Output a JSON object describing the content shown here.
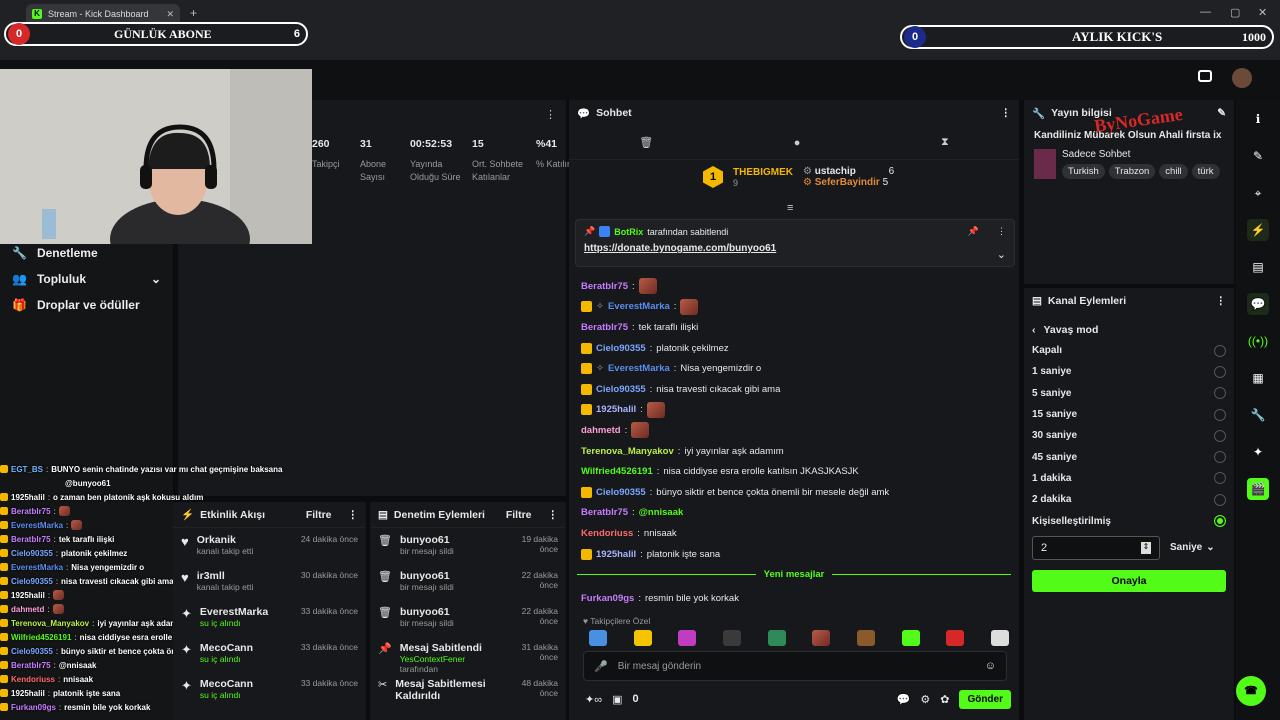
{
  "browser": {
    "tab_title": "Stream - Kick Dashboard",
    "url": "dashboard.kick.com/stream"
  },
  "overlay": {
    "daily_left_value": "0",
    "daily_label": "GÜNLÜK ABONE",
    "daily_right_value": "6",
    "monthly_left_value": "0",
    "monthly_label": "AYLIK KICK'S",
    "monthly_right_value": "1000"
  },
  "nav": {
    "items": [
      {
        "label": "Denetleme",
        "icon": "wrench-icon"
      },
      {
        "label": "Topluluk",
        "icon": "community-icon"
      },
      {
        "label": "Droplar ve ödüller",
        "icon": "gift-icon"
      }
    ]
  },
  "stats": [
    {
      "value": "260",
      "label": "Takipçi"
    },
    {
      "value": "31",
      "label": "Abone Sayısı"
    },
    {
      "value": "00:52:53",
      "label": "Yayında Olduğu Süre"
    },
    {
      "value": "15",
      "label": "Ort. Sohbete Katılanlar"
    },
    {
      "value": "%41",
      "label": "% Katılım"
    }
  ],
  "activity": {
    "title": "Etkinlik Akışı",
    "filter": "Filtre",
    "items": [
      {
        "name": "Orkanik",
        "sub": "kanalı takip etti",
        "time": "24 dakika önce",
        "icon": "heart-icon"
      },
      {
        "name": "ir3mll",
        "sub": "kanalı takip etti",
        "time": "30 dakika önce",
        "icon": "heart-icon"
      },
      {
        "name": "EverestMarka",
        "sub": "su iç alındı",
        "time": "33 dakika önce",
        "icon": "points-icon"
      },
      {
        "name": "MecoCann",
        "sub": "su iç alındı",
        "time": "33 dakika önce",
        "icon": "points-icon"
      },
      {
        "name": "MecoCann",
        "sub": "su iç alındı",
        "time": "33 dakika önce",
        "icon": "points-icon"
      }
    ]
  },
  "moderation": {
    "title": "Denetim Eylemleri",
    "filter": "Filtre",
    "items": [
      {
        "name": "bunyoo61",
        "sub": "bir mesajı sildi",
        "time": "19 dakika önce"
      },
      {
        "name": "bunyoo61",
        "sub": "bir mesajı sildi",
        "time": "22 dakika önce"
      },
      {
        "name": "bunyoo61",
        "sub": "bir mesajı sildi",
        "time": "22 dakika önce"
      },
      {
        "name": "Mesaj Sabitlendi",
        "sub": "YesContextFener",
        "sub2": "tarafından",
        "time": "31 dakika önce"
      },
      {
        "name": "Mesaj Sabitlemesi Kaldırıldı",
        "sub": "",
        "time": "48 dakika önce"
      }
    ]
  },
  "chat": {
    "title": "Sohbet",
    "leaderboard": {
      "first_name": "THEBIGMEK",
      "first_count": "9",
      "first_rank": "1",
      "second_name": "ustachip",
      "second_count": "6",
      "third_name": "SeferBayindir",
      "third_count": "5"
    },
    "pinned": {
      "by_user": "BotRix",
      "by_text": "tarafından sabitlendi",
      "link": "https://donate.bynogame.com/bunyoo61"
    },
    "messages": [
      {
        "user": "Beratblr75",
        "color": "#c77dff",
        "text": "",
        "emote": true
      },
      {
        "user": "EverestMarka",
        "color": "#5b8def",
        "text": "",
        "emote": true
      },
      {
        "user": "Beratblr75",
        "color": "#c77dff",
        "text": "tek taraflı ilişki"
      },
      {
        "user": "Cielo90355",
        "color": "#7aa7ff",
        "text": "platonik çekilmez"
      },
      {
        "user": "EverestMarka",
        "color": "#5b8def",
        "text": "Nisa yengemizdir o"
      },
      {
        "user": "Cielo90355",
        "color": "#7aa7ff",
        "text": "nisa travesti cıkacak gibi ama"
      },
      {
        "user": "1925halil",
        "color": "#a9b4ff",
        "text": "",
        "emote": true
      },
      {
        "user": "dahmetd",
        "color": "#ff9ed8",
        "text": "",
        "emote": true
      },
      {
        "user": "Terenova_Manyakov",
        "color": "#b8f04a",
        "text": "iyi yayınlar aşk adamım"
      },
      {
        "user": "Wilfried4526191",
        "color": "#53fc18",
        "text": "nisa ciddiyse esra erolle katılsın JKASJKASJK"
      },
      {
        "user": "Cielo90355",
        "color": "#7aa7ff",
        "text": "bünyo siktir et bence çokta önemli bir mesele değil amk"
      },
      {
        "user": "Beratblr75",
        "color": "#c77dff",
        "text": "@nnisaak",
        "bold_text": true
      },
      {
        "user": "Kendoriuss",
        "color": "#ff6b6b",
        "text": "nnisaak"
      },
      {
        "user": "1925halil",
        "color": "#a9b4ff",
        "text": "platonik işte sana"
      }
    ],
    "new_messages": "Yeni mesajlar",
    "last_message": {
      "user": "Furkan09gs",
      "color": "#c77dff",
      "text": "resmin bile yok korkak"
    },
    "followers_only": "Takipçilere Özel",
    "input_placeholder": "Bir mesaj gönderin",
    "points": "0",
    "send": "Gönder"
  },
  "stream_info": {
    "title": "Yayın bilgisi",
    "stream_title": "Kandiliniz Mübarek Olsun Ahali firsta ix",
    "category": "Sadece Sohbet",
    "tags": [
      "Turkish",
      "Trabzon",
      "chill",
      "türk"
    ]
  },
  "channel_actions": {
    "title": "Kanal Eylemleri",
    "back_label": "Yavaş mod",
    "options": [
      {
        "label": "Kapalı",
        "selected": false
      },
      {
        "label": "1 saniye",
        "selected": false
      },
      {
        "label": "5 saniye",
        "selected": false
      },
      {
        "label": "15 saniye",
        "selected": false
      },
      {
        "label": "30 saniye",
        "selected": false
      },
      {
        "label": "45 saniye",
        "selected": false
      },
      {
        "label": "1 dakika",
        "selected": false
      },
      {
        "label": "2 dakika",
        "selected": false
      },
      {
        "label": "Kişiselleştirilmiş",
        "selected": true
      }
    ],
    "custom_value": "2",
    "unit": "Saniye",
    "confirm": "Onayla"
  },
  "overlay_chat": [
    {
      "user": "EGT_BS",
      "color": "#6fb3ff",
      "text": "BUNYO senin chatinde yazısı var mı chat geçmişine baksana"
    },
    {
      "user": "",
      "color": "#fff",
      "text": "@bunyoo61"
    },
    {
      "user": "1925halil",
      "color": "#fff",
      "text": "o zaman ben platonik aşk kokusu aldım"
    },
    {
      "user": "Beratblr75",
      "color": "#c77dff",
      "text": ""
    },
    {
      "user": "EverestMarka",
      "color": "#5b8def",
      "text": ""
    },
    {
      "user": "Beratblr75",
      "color": "#c77dff",
      "text": "tek taraflı ilişki"
    },
    {
      "user": "Cielo90355",
      "color": "#7aa7ff",
      "text": "platonik çekilmez"
    },
    {
      "user": "EverestMarka",
      "color": "#5b8def",
      "text": "Nisa yengemizdir o"
    },
    {
      "user": "Cielo90355",
      "color": "#7aa7ff",
      "text": "nisa travesti cıkacak gibi ama"
    },
    {
      "user": "1925halil",
      "color": "#fff",
      "text": ""
    },
    {
      "user": "dahmetd",
      "color": "#ff9ed8",
      "text": ""
    },
    {
      "user": "Terenova_Manyakov",
      "color": "#b8f04a",
      "text": "iyi yayınlar aşk adamım"
    },
    {
      "user": "Wilfried4526191",
      "color": "#53fc18",
      "text": "nisa ciddiyse esra erolle katılsın JKASJKASJK"
    },
    {
      "user": "Cielo90355",
      "color": "#7aa7ff",
      "text": "bünyo siktir et bence çokta önemli bir mesele değil amk"
    },
    {
      "user": "Beratblr75",
      "color": "#c77dff",
      "text": "@nnisaak"
    },
    {
      "user": "Kendoriuss",
      "color": "#ff6b6b",
      "text": "nnisaak"
    },
    {
      "user": "1925halil",
      "color": "#fff",
      "text": "platonik işte sana"
    },
    {
      "user": "Furkan09gs",
      "color": "#c77dff",
      "text": "resmin bile yok korkak"
    }
  ],
  "colors": {
    "accent": "#53fc18",
    "panel": "#17181b",
    "background": "#0b0c0e"
  }
}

> [WHAT TO DO]:
Scan the listing above and identify each line holding the string "ciddiyse"; copy every such line.

> [SOLUTION FOR THIS EXERCISE]:
        "text": "nisa ciddiyse esra erolle katılsın JKASJKASJK"
      "text": "nisa ciddiyse esra erolle katılsın JKASJKASJK"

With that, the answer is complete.